## begin DATA PROVIDED

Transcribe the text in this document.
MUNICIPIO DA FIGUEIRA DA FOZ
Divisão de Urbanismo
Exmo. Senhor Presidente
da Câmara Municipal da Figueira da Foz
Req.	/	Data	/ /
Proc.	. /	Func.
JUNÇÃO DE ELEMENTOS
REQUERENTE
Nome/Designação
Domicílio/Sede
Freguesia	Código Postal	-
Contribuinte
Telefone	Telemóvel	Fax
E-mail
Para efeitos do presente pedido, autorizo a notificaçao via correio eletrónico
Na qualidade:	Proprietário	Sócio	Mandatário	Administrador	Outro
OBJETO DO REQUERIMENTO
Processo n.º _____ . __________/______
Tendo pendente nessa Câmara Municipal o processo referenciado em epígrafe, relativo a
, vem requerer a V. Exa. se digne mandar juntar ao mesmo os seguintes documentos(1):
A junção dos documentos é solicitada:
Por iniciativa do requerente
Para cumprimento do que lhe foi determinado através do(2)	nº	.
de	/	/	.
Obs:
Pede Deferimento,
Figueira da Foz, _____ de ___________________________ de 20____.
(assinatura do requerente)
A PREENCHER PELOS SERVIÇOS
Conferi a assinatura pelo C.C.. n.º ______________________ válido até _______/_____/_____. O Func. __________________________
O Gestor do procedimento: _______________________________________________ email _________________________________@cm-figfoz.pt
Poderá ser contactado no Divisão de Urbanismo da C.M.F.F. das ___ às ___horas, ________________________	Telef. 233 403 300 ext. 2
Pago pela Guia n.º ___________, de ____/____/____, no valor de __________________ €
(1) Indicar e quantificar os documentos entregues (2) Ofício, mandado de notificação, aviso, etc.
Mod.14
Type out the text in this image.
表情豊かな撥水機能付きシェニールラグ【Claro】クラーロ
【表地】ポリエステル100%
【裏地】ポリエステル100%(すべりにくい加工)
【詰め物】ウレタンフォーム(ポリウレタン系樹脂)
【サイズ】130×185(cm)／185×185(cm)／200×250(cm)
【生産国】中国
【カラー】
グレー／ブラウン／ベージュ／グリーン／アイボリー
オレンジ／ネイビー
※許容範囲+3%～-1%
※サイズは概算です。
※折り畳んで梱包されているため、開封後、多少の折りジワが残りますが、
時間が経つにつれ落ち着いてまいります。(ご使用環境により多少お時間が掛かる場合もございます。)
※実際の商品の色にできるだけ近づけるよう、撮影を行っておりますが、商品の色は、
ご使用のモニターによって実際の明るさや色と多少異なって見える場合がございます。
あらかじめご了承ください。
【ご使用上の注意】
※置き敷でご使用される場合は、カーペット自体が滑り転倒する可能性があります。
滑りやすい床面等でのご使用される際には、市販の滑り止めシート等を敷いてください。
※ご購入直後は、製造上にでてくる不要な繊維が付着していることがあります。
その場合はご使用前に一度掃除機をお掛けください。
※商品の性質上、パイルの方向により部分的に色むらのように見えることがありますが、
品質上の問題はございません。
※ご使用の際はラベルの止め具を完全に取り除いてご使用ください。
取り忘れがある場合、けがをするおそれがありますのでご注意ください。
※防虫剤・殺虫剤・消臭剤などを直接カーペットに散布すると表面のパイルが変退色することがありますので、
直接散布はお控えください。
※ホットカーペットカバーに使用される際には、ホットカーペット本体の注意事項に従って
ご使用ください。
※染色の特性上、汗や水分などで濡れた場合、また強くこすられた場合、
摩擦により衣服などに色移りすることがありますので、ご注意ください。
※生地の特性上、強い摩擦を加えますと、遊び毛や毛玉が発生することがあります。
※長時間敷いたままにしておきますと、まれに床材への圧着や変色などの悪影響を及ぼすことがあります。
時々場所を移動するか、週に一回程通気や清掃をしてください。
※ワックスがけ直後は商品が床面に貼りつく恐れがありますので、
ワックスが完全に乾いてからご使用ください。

## end DATA PROVIDED

> _THE EXERCISE_: Copy out the lines in which the string "Urbanismo" appears.

> _REPLY_:
Divisão de Urbanismo
Poderá ser contactado no Divisão de Urbanismo da C.M.F.F. das ___ às ___horas, ________________________	Telef. 233 403 300 ext. 2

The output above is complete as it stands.